##### Extracted data #####

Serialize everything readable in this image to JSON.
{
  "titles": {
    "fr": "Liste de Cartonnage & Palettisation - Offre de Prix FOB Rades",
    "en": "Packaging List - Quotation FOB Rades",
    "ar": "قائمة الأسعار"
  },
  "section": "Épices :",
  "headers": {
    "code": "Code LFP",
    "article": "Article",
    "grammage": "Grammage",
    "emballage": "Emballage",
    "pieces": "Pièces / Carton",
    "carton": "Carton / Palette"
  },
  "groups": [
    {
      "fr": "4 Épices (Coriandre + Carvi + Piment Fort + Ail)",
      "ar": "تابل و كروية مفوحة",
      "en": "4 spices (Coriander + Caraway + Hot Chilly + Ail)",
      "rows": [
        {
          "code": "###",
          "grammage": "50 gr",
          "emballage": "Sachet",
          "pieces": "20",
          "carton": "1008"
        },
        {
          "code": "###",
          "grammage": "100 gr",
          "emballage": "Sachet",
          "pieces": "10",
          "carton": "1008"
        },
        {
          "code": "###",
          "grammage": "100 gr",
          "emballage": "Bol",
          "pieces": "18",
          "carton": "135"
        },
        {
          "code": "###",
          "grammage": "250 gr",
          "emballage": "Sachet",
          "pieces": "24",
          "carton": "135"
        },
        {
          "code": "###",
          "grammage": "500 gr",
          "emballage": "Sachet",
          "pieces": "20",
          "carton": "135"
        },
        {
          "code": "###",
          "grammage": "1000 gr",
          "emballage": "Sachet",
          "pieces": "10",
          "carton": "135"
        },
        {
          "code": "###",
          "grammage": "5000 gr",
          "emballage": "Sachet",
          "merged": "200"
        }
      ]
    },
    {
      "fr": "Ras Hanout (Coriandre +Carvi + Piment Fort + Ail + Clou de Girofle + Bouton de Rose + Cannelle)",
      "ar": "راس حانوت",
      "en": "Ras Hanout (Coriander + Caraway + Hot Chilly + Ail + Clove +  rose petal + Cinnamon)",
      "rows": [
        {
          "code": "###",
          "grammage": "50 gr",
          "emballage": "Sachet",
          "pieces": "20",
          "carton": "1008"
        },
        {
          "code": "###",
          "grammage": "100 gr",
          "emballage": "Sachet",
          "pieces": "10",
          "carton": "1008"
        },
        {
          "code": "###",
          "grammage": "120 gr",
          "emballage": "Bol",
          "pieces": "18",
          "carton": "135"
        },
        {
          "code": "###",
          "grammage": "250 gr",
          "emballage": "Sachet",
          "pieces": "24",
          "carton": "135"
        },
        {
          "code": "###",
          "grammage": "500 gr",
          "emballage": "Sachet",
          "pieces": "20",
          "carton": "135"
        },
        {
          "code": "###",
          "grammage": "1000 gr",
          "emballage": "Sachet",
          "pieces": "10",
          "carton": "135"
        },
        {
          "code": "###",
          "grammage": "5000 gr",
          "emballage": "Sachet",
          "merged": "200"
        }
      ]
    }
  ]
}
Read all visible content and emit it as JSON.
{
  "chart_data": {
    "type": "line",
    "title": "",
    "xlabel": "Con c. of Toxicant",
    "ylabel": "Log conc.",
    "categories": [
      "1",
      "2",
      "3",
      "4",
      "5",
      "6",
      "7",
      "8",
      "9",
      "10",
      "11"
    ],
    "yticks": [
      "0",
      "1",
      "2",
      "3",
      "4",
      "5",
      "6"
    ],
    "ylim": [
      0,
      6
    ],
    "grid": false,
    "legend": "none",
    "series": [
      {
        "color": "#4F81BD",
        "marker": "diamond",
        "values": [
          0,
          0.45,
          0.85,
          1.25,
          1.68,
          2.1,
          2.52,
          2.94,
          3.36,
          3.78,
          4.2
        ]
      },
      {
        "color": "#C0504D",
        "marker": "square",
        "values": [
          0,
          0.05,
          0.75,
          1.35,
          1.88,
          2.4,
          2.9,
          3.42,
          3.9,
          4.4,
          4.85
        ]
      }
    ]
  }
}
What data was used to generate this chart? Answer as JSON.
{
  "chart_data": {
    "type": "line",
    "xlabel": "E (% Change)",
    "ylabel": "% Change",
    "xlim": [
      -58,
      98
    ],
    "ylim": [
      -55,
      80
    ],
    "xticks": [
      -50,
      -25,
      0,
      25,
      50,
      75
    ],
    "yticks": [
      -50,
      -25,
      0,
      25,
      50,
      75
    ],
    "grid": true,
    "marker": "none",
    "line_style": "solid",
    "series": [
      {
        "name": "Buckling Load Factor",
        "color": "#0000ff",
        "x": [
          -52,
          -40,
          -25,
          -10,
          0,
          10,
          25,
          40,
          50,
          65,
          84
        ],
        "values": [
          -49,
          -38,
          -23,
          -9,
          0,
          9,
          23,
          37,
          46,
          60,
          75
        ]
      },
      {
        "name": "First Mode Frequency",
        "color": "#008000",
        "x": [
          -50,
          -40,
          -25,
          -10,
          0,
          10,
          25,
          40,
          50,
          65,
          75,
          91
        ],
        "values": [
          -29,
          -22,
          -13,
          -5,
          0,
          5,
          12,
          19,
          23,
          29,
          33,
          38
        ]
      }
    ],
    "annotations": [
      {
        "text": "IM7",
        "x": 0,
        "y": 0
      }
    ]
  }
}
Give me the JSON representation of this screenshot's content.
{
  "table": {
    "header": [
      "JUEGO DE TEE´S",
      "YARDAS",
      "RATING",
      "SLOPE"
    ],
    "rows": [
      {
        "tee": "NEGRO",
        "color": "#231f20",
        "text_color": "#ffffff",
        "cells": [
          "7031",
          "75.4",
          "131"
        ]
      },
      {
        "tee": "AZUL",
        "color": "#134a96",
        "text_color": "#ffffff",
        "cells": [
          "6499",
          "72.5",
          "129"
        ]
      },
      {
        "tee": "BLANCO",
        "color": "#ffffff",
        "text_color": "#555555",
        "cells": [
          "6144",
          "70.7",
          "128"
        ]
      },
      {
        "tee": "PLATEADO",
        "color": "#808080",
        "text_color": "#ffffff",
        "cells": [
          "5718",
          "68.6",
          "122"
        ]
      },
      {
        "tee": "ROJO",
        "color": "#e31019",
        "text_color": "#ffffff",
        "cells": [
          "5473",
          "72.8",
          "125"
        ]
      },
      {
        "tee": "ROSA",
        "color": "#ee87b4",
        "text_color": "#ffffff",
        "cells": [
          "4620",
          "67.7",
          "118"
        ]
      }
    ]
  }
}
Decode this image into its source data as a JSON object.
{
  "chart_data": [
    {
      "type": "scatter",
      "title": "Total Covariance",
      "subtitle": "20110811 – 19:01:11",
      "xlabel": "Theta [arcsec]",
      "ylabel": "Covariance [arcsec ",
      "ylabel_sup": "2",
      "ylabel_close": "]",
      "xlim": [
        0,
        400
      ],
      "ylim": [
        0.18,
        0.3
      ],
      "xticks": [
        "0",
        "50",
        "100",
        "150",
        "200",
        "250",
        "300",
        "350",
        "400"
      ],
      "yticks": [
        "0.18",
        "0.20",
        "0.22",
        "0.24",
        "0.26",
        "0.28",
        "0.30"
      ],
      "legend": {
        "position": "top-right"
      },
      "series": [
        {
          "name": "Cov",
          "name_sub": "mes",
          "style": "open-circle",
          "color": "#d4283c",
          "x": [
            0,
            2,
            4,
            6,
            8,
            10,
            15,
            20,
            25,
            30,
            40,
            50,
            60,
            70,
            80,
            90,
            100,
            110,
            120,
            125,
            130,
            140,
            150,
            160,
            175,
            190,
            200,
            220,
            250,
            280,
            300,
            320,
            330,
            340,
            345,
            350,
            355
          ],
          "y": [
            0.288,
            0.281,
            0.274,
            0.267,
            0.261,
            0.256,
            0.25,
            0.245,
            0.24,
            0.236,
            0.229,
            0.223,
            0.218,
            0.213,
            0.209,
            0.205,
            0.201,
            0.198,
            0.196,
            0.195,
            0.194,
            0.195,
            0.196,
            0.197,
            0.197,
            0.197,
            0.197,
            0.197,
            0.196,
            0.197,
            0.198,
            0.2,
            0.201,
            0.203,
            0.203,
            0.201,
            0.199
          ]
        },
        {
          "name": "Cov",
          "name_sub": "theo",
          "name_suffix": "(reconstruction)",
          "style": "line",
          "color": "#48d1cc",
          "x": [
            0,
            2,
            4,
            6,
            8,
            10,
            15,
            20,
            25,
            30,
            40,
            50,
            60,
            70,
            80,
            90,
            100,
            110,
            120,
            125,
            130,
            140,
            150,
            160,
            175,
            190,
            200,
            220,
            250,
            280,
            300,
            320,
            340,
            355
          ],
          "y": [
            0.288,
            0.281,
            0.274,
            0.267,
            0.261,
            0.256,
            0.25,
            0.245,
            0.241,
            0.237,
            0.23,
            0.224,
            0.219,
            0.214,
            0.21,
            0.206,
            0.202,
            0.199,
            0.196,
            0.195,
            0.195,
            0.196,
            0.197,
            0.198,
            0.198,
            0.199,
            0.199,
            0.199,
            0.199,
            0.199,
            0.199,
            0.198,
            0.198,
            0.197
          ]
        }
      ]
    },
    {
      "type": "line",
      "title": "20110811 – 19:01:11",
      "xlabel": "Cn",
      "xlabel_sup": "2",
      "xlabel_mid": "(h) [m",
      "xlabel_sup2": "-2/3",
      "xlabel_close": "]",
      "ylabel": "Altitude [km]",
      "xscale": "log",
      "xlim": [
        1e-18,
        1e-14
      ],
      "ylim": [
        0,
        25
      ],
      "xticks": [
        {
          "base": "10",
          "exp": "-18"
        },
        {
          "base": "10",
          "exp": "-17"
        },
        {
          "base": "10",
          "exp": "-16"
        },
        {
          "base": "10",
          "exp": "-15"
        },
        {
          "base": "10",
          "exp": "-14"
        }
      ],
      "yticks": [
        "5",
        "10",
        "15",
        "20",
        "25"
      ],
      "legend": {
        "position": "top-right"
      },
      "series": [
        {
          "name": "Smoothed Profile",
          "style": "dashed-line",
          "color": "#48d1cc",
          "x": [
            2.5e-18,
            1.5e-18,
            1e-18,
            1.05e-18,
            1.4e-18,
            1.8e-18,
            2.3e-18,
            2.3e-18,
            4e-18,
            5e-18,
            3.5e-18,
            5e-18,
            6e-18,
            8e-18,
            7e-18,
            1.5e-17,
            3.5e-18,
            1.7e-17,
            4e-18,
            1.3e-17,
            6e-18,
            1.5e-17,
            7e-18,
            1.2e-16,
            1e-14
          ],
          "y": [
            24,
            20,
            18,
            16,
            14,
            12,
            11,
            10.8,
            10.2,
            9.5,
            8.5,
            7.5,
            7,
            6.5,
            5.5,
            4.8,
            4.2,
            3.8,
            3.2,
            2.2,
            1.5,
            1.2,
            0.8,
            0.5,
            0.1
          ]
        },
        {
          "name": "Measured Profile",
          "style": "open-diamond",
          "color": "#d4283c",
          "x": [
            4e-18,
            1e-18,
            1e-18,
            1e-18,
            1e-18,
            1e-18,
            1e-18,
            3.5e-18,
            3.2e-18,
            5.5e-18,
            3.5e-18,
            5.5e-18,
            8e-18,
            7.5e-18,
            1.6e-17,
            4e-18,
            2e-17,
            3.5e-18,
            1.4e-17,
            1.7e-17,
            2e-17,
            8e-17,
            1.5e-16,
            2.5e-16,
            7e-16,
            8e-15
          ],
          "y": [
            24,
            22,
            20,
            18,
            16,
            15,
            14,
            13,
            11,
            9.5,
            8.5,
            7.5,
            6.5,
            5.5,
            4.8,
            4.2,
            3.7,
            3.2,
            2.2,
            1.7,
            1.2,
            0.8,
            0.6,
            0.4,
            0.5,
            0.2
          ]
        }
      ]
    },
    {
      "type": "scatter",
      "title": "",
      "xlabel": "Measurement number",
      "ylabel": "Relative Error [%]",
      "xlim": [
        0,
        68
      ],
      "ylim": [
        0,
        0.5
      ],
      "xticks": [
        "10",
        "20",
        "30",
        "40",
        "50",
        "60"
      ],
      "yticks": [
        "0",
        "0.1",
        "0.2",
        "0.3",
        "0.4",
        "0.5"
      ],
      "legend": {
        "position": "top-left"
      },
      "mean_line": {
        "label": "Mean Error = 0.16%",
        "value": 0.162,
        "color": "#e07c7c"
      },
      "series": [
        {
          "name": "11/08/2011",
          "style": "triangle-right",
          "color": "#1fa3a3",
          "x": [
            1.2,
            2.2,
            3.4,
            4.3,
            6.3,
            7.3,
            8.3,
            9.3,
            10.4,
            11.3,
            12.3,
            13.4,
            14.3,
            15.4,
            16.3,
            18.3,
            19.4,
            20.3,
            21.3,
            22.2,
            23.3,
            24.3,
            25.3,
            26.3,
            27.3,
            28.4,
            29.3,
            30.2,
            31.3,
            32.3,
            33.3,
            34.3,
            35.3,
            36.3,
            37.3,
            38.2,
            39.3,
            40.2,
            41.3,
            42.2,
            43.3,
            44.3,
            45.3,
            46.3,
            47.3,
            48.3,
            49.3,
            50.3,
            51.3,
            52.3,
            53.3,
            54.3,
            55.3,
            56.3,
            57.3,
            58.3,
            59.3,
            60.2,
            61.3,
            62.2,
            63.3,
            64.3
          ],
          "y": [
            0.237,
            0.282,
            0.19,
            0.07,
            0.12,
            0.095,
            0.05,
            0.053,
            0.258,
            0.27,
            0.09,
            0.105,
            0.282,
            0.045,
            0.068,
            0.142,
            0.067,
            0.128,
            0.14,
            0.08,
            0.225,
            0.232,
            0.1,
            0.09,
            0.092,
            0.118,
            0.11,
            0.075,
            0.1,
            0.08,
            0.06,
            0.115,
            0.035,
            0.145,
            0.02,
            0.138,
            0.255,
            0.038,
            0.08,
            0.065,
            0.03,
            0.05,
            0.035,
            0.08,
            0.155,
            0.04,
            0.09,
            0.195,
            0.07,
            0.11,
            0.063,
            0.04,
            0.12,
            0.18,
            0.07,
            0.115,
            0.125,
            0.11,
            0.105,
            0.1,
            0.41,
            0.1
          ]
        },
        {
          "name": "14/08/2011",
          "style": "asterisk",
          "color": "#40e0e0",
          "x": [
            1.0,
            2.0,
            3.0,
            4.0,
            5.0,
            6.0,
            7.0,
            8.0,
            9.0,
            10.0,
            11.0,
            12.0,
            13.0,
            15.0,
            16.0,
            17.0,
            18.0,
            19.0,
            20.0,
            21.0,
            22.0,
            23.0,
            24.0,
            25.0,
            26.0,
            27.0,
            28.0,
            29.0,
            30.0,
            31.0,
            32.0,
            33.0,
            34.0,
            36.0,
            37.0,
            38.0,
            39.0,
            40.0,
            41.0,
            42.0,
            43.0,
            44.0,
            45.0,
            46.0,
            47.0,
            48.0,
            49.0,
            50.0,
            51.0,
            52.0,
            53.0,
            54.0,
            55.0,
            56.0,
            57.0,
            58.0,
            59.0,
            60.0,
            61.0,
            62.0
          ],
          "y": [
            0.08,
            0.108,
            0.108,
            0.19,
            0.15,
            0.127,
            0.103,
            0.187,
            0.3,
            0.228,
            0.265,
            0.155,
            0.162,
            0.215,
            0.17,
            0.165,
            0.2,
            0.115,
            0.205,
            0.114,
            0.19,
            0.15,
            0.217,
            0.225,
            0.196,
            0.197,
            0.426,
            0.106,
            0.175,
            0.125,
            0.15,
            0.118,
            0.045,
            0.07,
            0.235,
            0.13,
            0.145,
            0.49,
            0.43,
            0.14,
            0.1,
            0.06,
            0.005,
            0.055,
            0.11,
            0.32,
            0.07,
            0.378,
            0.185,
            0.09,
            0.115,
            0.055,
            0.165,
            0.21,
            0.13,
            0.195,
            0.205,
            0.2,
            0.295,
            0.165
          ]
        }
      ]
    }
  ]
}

#####

__Task description__
Count the lines in the records above that hold the word "Rades", and give only that number.

__The result__
2